• RECORDS SUPPLIED
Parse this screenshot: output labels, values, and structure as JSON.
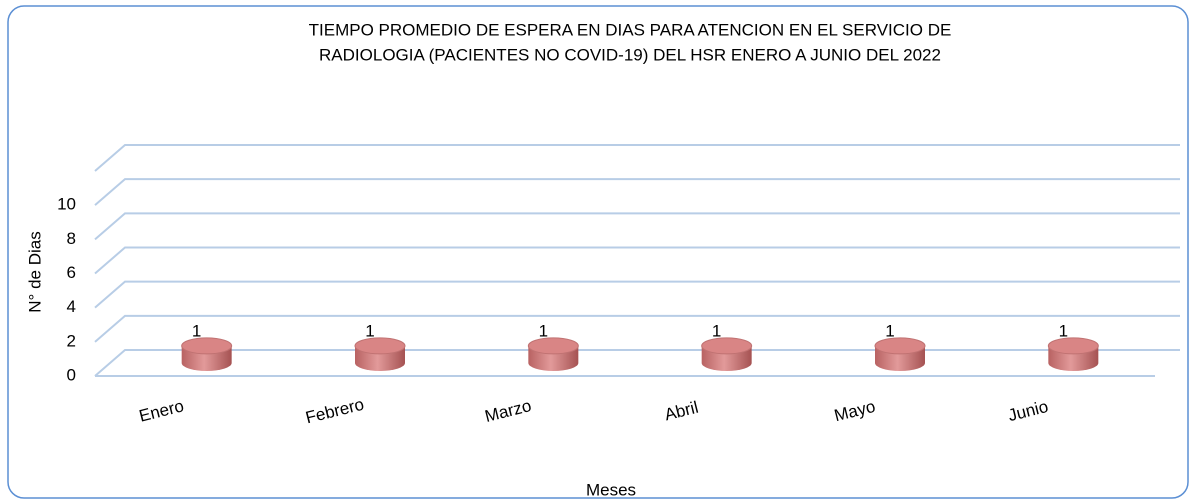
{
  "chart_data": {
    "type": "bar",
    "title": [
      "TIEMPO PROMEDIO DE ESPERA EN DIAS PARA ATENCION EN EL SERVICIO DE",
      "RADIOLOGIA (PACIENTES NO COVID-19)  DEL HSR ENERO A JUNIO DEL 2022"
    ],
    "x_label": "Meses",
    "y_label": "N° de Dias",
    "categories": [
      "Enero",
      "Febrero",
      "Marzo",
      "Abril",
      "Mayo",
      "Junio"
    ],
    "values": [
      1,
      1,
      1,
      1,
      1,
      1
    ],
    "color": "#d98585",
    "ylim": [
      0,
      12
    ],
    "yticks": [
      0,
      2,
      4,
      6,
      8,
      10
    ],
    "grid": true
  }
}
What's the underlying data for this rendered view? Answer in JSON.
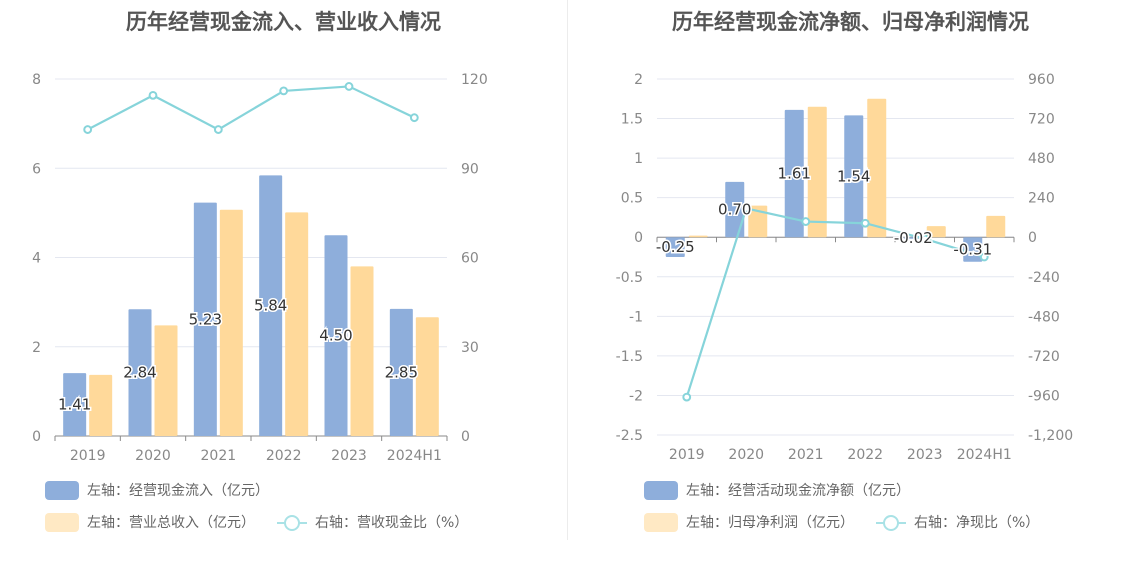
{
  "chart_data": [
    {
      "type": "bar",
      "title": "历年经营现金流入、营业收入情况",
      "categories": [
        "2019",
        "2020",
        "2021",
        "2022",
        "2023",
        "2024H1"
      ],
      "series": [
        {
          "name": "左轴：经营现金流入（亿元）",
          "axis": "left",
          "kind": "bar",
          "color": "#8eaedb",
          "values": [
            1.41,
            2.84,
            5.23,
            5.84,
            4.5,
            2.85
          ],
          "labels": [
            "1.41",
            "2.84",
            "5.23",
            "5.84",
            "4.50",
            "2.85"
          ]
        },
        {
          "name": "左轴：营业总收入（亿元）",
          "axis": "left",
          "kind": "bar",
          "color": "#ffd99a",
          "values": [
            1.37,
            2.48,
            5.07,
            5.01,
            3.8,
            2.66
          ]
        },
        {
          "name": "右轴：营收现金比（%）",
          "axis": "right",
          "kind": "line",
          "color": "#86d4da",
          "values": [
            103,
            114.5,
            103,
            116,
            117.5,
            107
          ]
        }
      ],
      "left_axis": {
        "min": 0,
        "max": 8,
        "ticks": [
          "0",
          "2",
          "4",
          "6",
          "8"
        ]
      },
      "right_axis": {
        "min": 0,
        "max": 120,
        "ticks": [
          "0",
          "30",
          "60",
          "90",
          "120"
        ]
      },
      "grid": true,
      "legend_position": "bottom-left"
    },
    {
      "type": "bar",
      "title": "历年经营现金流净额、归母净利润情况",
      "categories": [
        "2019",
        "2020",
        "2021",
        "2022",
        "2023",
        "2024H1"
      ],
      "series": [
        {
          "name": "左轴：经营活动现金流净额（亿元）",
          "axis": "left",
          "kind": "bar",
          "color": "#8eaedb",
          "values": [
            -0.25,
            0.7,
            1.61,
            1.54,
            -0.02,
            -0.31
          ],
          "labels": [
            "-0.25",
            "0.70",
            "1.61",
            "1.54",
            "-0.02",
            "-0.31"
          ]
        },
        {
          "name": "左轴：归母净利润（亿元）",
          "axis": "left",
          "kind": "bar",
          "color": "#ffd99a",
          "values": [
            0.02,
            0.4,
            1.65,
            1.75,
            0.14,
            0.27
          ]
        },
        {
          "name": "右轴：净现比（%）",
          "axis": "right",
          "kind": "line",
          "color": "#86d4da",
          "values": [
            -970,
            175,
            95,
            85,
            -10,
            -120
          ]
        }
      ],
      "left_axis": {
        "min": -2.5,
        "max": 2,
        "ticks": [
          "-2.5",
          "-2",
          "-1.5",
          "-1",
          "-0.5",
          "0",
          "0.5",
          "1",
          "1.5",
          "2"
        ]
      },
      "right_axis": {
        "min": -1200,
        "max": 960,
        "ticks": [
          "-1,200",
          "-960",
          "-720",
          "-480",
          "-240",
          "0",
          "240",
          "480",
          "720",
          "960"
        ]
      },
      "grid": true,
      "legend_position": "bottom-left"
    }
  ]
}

• WHAT IS REQUIRED
Quote the listing above in full, except for the pictures.

• FULL ANSWER
Parse this screenshot: output labels, values, and structure as JSON.
{
  "chart_data": {
    "type": "bar",
    "title": [
      "TIEMPO PROMEDIO DE ESPERA EN DIAS PARA ATENCION EN EL SERVICIO DE",
      "RADIOLOGIA (PACIENTES NO COVID-19)  DEL HSR ENERO A JUNIO DEL 2022"
    ],
    "x_label": "Meses",
    "y_label": "N° de Dias",
    "categories": [
      "Enero",
      "Febrero",
      "Marzo",
      "Abril",
      "Mayo",
      "Junio"
    ],
    "values": [
      1,
      1,
      1,
      1,
      1,
      1
    ],
    "color": "#d98585",
    "ylim": [
      0,
      12
    ],
    "yticks": [
      0,
      2,
      4,
      6,
      8,
      10
    ],
    "grid": true
  }
}
What's the underlying data for this rendered view? Answer in JSON.
{
  "chart_data": [
    {
      "type": "bar",
      "title": "历年经营现金流入、营业收入情况",
      "categories": [
        "2019",
        "2020",
        "2021",
        "2022",
        "2023",
        "2024H1"
      ],
      "series": [
        {
          "name": "左轴：经营现金流入（亿元）",
          "axis": "left",
          "kind": "bar",
          "color": "#8eaedb",
          "values": [
            1.41,
            2.84,
            5.23,
            5.84,
            4.5,
            2.85
          ],
          "labels": [
            "1.41",
            "2.84",
            "5.23",
            "5.84",
            "4.50",
            "2.85"
          ]
        },
        {
          "name": "左轴：营业总收入（亿元）",
          "axis": "left",
          "kind": "bar",
          "color": "#ffd99a",
          "values": [
            1.37,
            2.48,
            5.07,
            5.01,
            3.8,
            2.66
          ]
        },
        {
          "name": "右轴：营收现金比（%）",
          "axis": "right",
          "kind": "line",
          "color": "#86d4da",
          "values": [
            103,
            114.5,
            103,
            116,
            117.5,
            107
          ]
        }
      ],
      "left_axis": {
        "min": 0,
        "max": 8,
        "ticks": [
          "0",
          "2",
          "4",
          "6",
          "8"
        ]
      },
      "right_axis": {
        "min": 0,
        "max": 120,
        "ticks": [
          "0",
          "30",
          "60",
          "90",
          "120"
        ]
      },
      "grid": true,
      "legend_position": "bottom-left"
    },
    {
      "type": "bar",
      "title": "历年经营现金流净额、归母净利润情况",
      "categories": [
        "2019",
        "2020",
        "2021",
        "2022",
        "2023",
        "2024H1"
      ],
      "series": [
        {
          "name": "左轴：经营活动现金流净额（亿元）",
          "axis": "left",
          "kind": "bar",
          "color": "#8eaedb",
          "values": [
            -0.25,
            0.7,
            1.61,
            1.54,
            -0.02,
            -0.31
          ],
          "labels": [
            "-0.25",
            "0.70",
            "1.61",
            "1.54",
            "-0.02",
            "-0.31"
          ]
        },
        {
          "name": "左轴：归母净利润（亿元）",
          "axis": "left",
          "kind": "bar",
          "color": "#ffd99a",
          "values": [
            0.02,
            0.4,
            1.65,
            1.75,
            0.14,
            0.27
          ]
        },
        {
          "name": "右轴：净现比（%）",
          "axis": "right",
          "kind": "line",
          "color": "#86d4da",
          "values": [
            -970,
            175,
            95,
            85,
            -10,
            -120
          ]
        }
      ],
      "left_axis": {
        "min": -2.5,
        "max": 2,
        "ticks": [
          "-2.5",
          "-2",
          "-1.5",
          "-1",
          "-0.5",
          "0",
          "0.5",
          "1",
          "1.5",
          "2"
        ]
      },
      "right_axis": {
        "min": -1200,
        "max": 960,
        "ticks": [
          "-1,200",
          "-960",
          "-720",
          "-480",
          "-240",
          "0",
          "240",
          "480",
          "720",
          "960"
        ]
      },
      "grid": true,
      "legend_position": "bottom-left"
    }
  ]
}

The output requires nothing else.